__WRITTEN REQUEST__
Print all of the entries exactly, minus the pictures.

__LISTING__
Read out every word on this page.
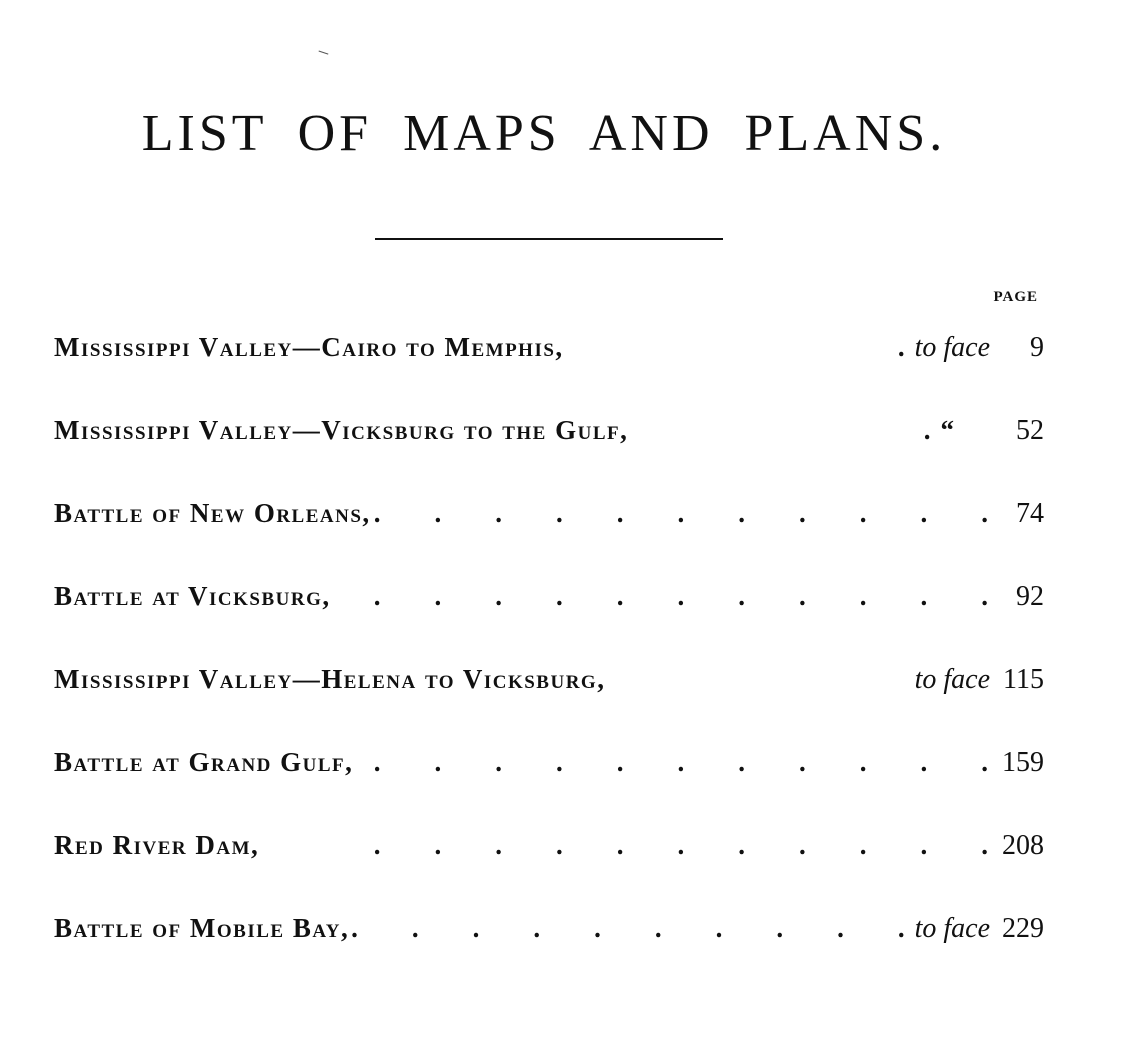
LIST OF MAPS AND PLANS.
PAGE
Mississippi Valley—Cairo to Memphis, .	to face	9
Mississippi Valley—Vicksburg to the Gulf, .	“	52
Battle of New Orleans, .	74
Battle at Vicksburg, .	92
Mississippi Valley—Helena to Vicksburg,	to face 115
Battle at Grand Gulf, .	159
Red River Dam, .	208
Battle of Mobile Bay, .	to face 229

__CORRECT RESPONSE__
Read out every word on this page.
LIST OF MAPS AND PLANS.
PAGE
Mississippi Valley—Cairo to Memphis, .	to face	9
Mississippi Valley—Vicksburg to the Gulf, .	“	52
Battle of New Orleans, .	74
Battle at Vicksburg, .	92
Mississippi Valley—Helena to Vicksburg,	to face 115
Battle at Grand Gulf, .	159
Red River Dam, .	208
Battle of Mobile Bay, .	to face 229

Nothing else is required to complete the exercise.